Exercise objective —
Transcribe the entries below exactly; leave every image out.

>> Begin Working data

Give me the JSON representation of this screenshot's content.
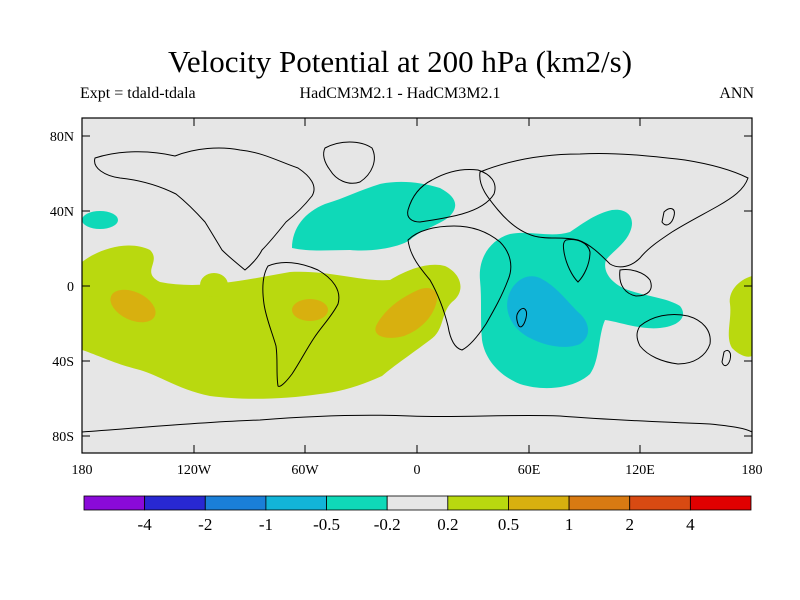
{
  "title": "Velocity Potential at 200 hPa (km2/s)",
  "subtitle": {
    "left": "Expt = tdald-tdala",
    "center": "HadCM3M2.1 - HadCM3M2.1",
    "right": "ANN"
  },
  "map": {
    "lat_ticks": [
      "80N",
      "40N",
      "0",
      "40S",
      "80S"
    ],
    "lon_ticks": [
      "180",
      "120W",
      "60W",
      "0",
      "60E",
      "120E",
      "180"
    ]
  },
  "colorbar": {
    "labels": [
      "-4",
      "-2",
      "-1",
      "-0.5",
      "-0.2",
      "0.2",
      "0.5",
      "1",
      "2",
      "4"
    ],
    "colors": [
      "#8a0ad9",
      "#2828d2",
      "#1a7fd8",
      "#12b4d8",
      "#0fd9b8",
      "#e6e6e6",
      "#b9d90f",
      "#d8b00f",
      "#d87a12",
      "#d84a12",
      "#e00000"
    ]
  },
  "colors": {
    "background": "#e6e6e6",
    "neg_02": "#0fd9b8",
    "neg_05": "#12b4d8",
    "pos_02": "#b9d90f",
    "pos_05": "#d8b00f"
  }
}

>> End Working data

Answer to this exercise —
Give me the JSON representation of this screenshot's content.
{
  "title": "Velocity Potential at 200 hPa (km2/s)",
  "subtitle": {
    "left": "Expt = tdald-tdala",
    "center": "HadCM3M2.1 - HadCM3M2.1",
    "right": "ANN"
  },
  "map": {
    "lat_ticks": [
      "80N",
      "40N",
      "0",
      "40S",
      "80S"
    ],
    "lon_ticks": [
      "180",
      "120W",
      "60W",
      "0",
      "60E",
      "120E",
      "180"
    ]
  },
  "colorbar": {
    "labels": [
      "-4",
      "-2",
      "-1",
      "-0.5",
      "-0.2",
      "0.2",
      "0.5",
      "1",
      "2",
      "4"
    ],
    "colors": [
      "#8a0ad9",
      "#2828d2",
      "#1a7fd8",
      "#12b4d8",
      "#0fd9b8",
      "#e6e6e6",
      "#b9d90f",
      "#d8b00f",
      "#d87a12",
      "#d84a12",
      "#e00000"
    ]
  },
  "colors": {
    "background": "#e6e6e6",
    "neg_02": "#0fd9b8",
    "neg_05": "#12b4d8",
    "pos_02": "#b9d90f",
    "pos_05": "#d8b00f"
  }
}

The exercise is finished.